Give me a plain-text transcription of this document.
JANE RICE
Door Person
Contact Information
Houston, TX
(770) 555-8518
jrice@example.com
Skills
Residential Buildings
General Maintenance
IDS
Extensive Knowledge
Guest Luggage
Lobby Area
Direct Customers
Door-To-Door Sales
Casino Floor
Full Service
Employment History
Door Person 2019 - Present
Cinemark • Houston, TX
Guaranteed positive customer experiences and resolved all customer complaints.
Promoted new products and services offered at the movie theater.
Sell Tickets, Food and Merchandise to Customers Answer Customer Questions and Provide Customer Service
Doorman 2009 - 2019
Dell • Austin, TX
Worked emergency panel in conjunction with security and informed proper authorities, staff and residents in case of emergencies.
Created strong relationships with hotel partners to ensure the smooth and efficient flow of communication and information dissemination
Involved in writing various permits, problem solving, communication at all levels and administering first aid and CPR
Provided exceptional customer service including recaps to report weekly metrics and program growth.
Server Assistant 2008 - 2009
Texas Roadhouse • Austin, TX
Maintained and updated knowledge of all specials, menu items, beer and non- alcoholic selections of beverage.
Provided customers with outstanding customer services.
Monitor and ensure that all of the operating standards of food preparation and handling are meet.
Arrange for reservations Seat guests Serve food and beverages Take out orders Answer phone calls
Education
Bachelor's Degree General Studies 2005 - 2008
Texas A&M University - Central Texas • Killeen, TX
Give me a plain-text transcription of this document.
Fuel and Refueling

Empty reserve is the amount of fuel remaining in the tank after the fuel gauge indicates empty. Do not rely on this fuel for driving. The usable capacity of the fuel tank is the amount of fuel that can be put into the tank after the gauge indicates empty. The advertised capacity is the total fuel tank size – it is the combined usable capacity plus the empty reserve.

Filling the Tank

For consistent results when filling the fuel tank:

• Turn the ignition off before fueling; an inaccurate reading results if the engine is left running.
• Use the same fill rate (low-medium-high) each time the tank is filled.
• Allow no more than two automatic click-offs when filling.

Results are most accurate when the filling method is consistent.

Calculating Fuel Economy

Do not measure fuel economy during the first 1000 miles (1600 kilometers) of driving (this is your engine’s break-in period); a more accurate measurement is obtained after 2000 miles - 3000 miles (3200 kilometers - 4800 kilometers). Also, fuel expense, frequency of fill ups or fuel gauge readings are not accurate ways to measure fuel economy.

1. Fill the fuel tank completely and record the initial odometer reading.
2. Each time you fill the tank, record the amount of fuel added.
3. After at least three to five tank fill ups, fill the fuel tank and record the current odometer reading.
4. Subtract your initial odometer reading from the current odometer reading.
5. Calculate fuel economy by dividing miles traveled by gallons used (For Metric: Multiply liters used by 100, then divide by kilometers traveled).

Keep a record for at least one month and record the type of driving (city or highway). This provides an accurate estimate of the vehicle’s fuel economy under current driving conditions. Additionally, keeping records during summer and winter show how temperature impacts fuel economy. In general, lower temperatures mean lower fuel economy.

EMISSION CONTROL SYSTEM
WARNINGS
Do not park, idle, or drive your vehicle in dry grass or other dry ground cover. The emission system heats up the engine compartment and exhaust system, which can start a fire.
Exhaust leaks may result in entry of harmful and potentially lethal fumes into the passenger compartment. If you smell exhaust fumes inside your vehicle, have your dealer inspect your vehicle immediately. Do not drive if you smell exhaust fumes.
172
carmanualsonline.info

Exercise aim – Search the entries for the word "Provided" and copy every line that has it.

Exercise output –
Provided exceptional customer service including recaps to report weekly metrics and program growth.
Provided customers with outstanding customer services.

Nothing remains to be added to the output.